Listing excerpted from a collection:
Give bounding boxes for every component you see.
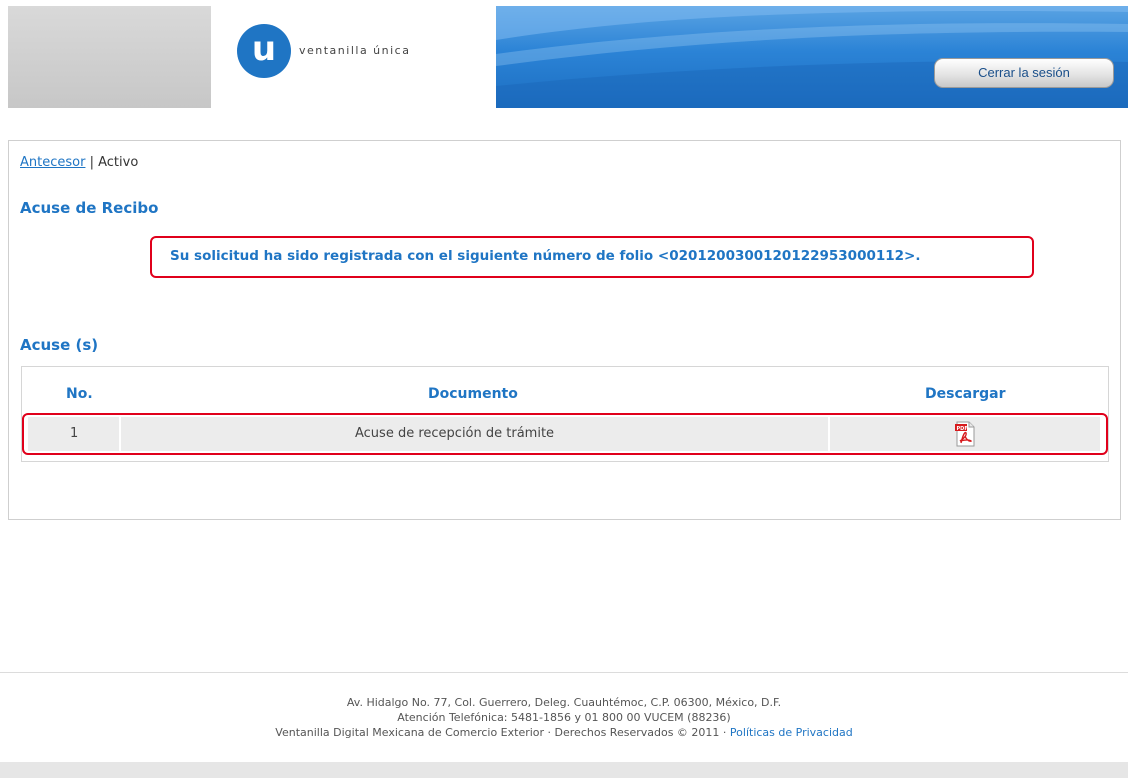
acuses-title: Acuse (s) [20,336,99,354]
footer-copyright: Ventanilla Digital Mexicana de Comercio … [275,726,730,739]
row-highlight-box: PDF [22,413,1108,455]
svg-text:PDF: PDF [957,426,968,432]
main-panel: Antecesor | Activo Acuse de Recibo Su so… [8,140,1121,520]
column-header-no: No. [66,386,93,402]
logo-area: u ventanilla única [211,6,496,108]
footer-divider [0,672,1128,673]
acuses-table: No. Documento Descargar 1 Acuse de recep… [21,366,1109,462]
privacy-policy-link[interactable]: Políticas de Privacidad [730,726,853,739]
receipt-title: Acuse de Recibo [20,199,159,217]
logout-button[interactable]: Cerrar la sesión [934,58,1114,88]
pdf-download-icon[interactable]: PDF [954,421,976,451]
footer-bar [0,762,1128,778]
footer-phone: Atención Telefónica: 5481-1856 y 01 800 … [397,711,731,724]
folio-message-box: Su solicitud ha sido registrada con el s… [150,236,1034,278]
header-grey-block [8,6,211,108]
column-header-documento: Documento [428,386,518,402]
folio-message: Su solicitud ha sido registrada con el s… [170,248,921,264]
footer-address: Av. Hidalgo No. 77, Col. Guerrero, Deleg… [346,696,782,709]
column-header-descargar: Descargar [925,386,1006,402]
logo-text: ventanilla única [299,44,411,57]
header-swoosh-graphic [496,6,1128,108]
header-blue-block: Cerrar la sesión [496,6,1128,108]
footer: Av. Hidalgo No. 77, Col. Guerrero, Deleg… [0,695,1128,740]
breadcrumb: Antecesor | Activo [20,155,138,170]
logo-icon: u [237,24,291,78]
breadcrumb-current: Activo [98,155,139,170]
breadcrumb-separator: | [85,155,99,170]
header-banner: u ventanilla única Cerrar la sesión [8,6,1128,108]
breadcrumb-link-antecesor[interactable]: Antecesor [20,155,85,170]
footer-copyright-line: Ventanilla Digital Mexicana de Comercio … [0,725,1128,740]
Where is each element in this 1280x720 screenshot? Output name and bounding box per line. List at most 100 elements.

◆ **Aim**:
Copy the listing above line for line, without changing anything, and omit the pictures.

◆ **Completed exercise**:
Give bounding boxes for every component you see.
acuses-title: Acuse (s) [20,336,99,354]
footer-copyright: Ventanilla Digital Mexicana de Comercio … [275,726,730,739]
row-highlight-box: PDF [22,413,1108,455]
svg-text:PDF: PDF [957,426,968,432]
main-panel: Antecesor | Activo Acuse de Recibo Su so… [8,140,1121,520]
column-header-no: No. [66,386,93,402]
logo-area: u ventanilla única [211,6,496,108]
footer-divider [0,672,1128,673]
acuses-table: No. Documento Descargar 1 Acuse de recep… [21,366,1109,462]
privacy-policy-link[interactable]: Políticas de Privacidad [730,726,853,739]
receipt-title: Acuse de Recibo [20,199,159,217]
logout-button[interactable]: Cerrar la sesión [934,58,1114,88]
pdf-download-icon[interactable]: PDF [954,421,976,451]
footer-bar [0,762,1128,778]
footer-phone: Atención Telefónica: 5481-1856 y 01 800 … [397,711,731,724]
folio-message-box: Su solicitud ha sido registrada con el s… [150,236,1034,278]
header-grey-block [8,6,211,108]
column-header-documento: Documento [428,386,518,402]
folio-message: Su solicitud ha sido registrada con el s… [170,248,921,264]
footer-address: Av. Hidalgo No. 77, Col. Guerrero, Deleg… [346,696,782,709]
column-header-descargar: Descargar [925,386,1006,402]
logo-text: ventanilla única [299,44,411,57]
header-swoosh-graphic [496,6,1128,108]
header-blue-block: Cerrar la sesión [496,6,1128,108]
footer: Av. Hidalgo No. 77, Col. Guerrero, Deleg… [0,695,1128,740]
breadcrumb: Antecesor | Activo [20,155,138,170]
logo-icon: u [237,24,291,78]
breadcrumb-current: Activo [98,155,139,170]
breadcrumb-separator: | [85,155,99,170]
header-banner: u ventanilla única Cerrar la sesión [8,6,1128,108]
breadcrumb-link-antecesor[interactable]: Antecesor [20,155,85,170]
footer-copyright-line: Ventanilla Digital Mexicana de Comercio … [0,725,1128,740]
Where is each element in this 1280x720 screenshot? Output name and bounding box per line. List at most 100 elements.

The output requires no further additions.